Available records -

○ ○ ○ ○ ○

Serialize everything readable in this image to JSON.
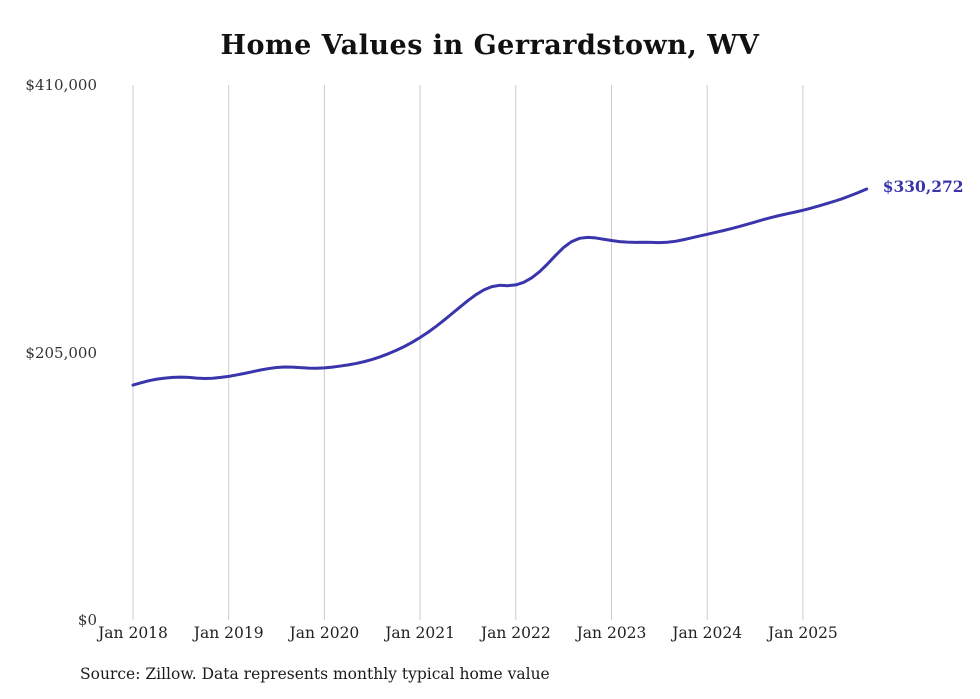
{
  "title": "Home Values in Gerrardstown, WV",
  "source_note": "Source: Zillow. Data represents monthly typical home value",
  "end_label": "$330,272",
  "colors": {
    "line": "#3a35ab",
    "grid": "#cccccc",
    "title_text": "#111111",
    "axis_text": "#333333",
    "source_text": "#1b1b1b"
  },
  "chart_data": {
    "type": "line",
    "title": "Home Values in Gerrardstown, WV",
    "x_start": "Jan 2018",
    "x_end": "Sep 2025",
    "x_frequency": "monthly",
    "x_tick_labels": [
      "Jan 2018",
      "Jan 2019",
      "Jan 2020",
      "Jan 2021",
      "Jan 2022",
      "Jan 2023",
      "Jan 2024",
      "Jan 2025"
    ],
    "y_ticks": [
      {
        "label": "$0",
        "value": 0
      },
      {
        "label": "$205,000",
        "value": 205000
      },
      {
        "label": "$410,000",
        "value": 410000
      }
    ],
    "ylim": [
      0,
      410000
    ],
    "grid": "vertical-only",
    "legend": "none",
    "series": [
      {
        "name": "Typical home value",
        "last_value": 330272,
        "monthly_values": [
          180000,
          181800,
          183400,
          184600,
          185400,
          185900,
          186100,
          185900,
          185400,
          185100,
          185300,
          185900,
          186700,
          187800,
          189000,
          190300,
          191600,
          192700,
          193500,
          193900,
          193800,
          193400,
          193000,
          192900,
          193200,
          193800,
          194600,
          195500,
          196600,
          198000,
          199700,
          201700,
          204000,
          206600,
          209500,
          212800,
          216500,
          220500,
          225000,
          229800,
          234800,
          239800,
          244800,
          249300,
          253000,
          255500,
          256500,
          256200,
          256800,
          258800,
          262200,
          267000,
          273000,
          279500,
          285500,
          290000,
          292500,
          293200,
          292800,
          291800,
          290800,
          290000,
          289600,
          289400,
          289500,
          289400,
          289200,
          289500,
          290200,
          291400,
          292800,
          294200,
          295600,
          297000,
          298400,
          299900,
          301500,
          303200,
          305000,
          306800,
          308400,
          309900,
          311300,
          312600,
          314000,
          315600,
          317300,
          319100,
          321000,
          323000,
          325300,
          327700,
          330272
        ]
      }
    ]
  }
}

○ ○ ○ ○ ○

Your objective -
Extract all the entries word for word; omit any pictures.

Task result -
Serialize everything readable in this image to JSON.
{
  "title": "Home Values in Gerrardstown, WV",
  "source_note": "Source: Zillow. Data represents monthly typical home value",
  "end_label": "$330,272",
  "colors": {
    "line": "#3a35ab",
    "grid": "#cccccc",
    "title_text": "#111111",
    "axis_text": "#333333",
    "source_text": "#1b1b1b"
  },
  "chart_data": {
    "type": "line",
    "title": "Home Values in Gerrardstown, WV",
    "x_start": "Jan 2018",
    "x_end": "Sep 2025",
    "x_frequency": "monthly",
    "x_tick_labels": [
      "Jan 2018",
      "Jan 2019",
      "Jan 2020",
      "Jan 2021",
      "Jan 2022",
      "Jan 2023",
      "Jan 2024",
      "Jan 2025"
    ],
    "y_ticks": [
      {
        "label": "$0",
        "value": 0
      },
      {
        "label": "$205,000",
        "value": 205000
      },
      {
        "label": "$410,000",
        "value": 410000
      }
    ],
    "ylim": [
      0,
      410000
    ],
    "grid": "vertical-only",
    "legend": "none",
    "series": [
      {
        "name": "Typical home value",
        "last_value": 330272,
        "monthly_values": [
          180000,
          181800,
          183400,
          184600,
          185400,
          185900,
          186100,
          185900,
          185400,
          185100,
          185300,
          185900,
          186700,
          187800,
          189000,
          190300,
          191600,
          192700,
          193500,
          193900,
          193800,
          193400,
          193000,
          192900,
          193200,
          193800,
          194600,
          195500,
          196600,
          198000,
          199700,
          201700,
          204000,
          206600,
          209500,
          212800,
          216500,
          220500,
          225000,
          229800,
          234800,
          239800,
          244800,
          249300,
          253000,
          255500,
          256500,
          256200,
          256800,
          258800,
          262200,
          267000,
          273000,
          279500,
          285500,
          290000,
          292500,
          293200,
          292800,
          291800,
          290800,
          290000,
          289600,
          289400,
          289500,
          289400,
          289200,
          289500,
          290200,
          291400,
          292800,
          294200,
          295600,
          297000,
          298400,
          299900,
          301500,
          303200,
          305000,
          306800,
          308400,
          309900,
          311300,
          312600,
          314000,
          315600,
          317300,
          319100,
          321000,
          323000,
          325300,
          327700,
          330272
        ]
      }
    ]
  }
}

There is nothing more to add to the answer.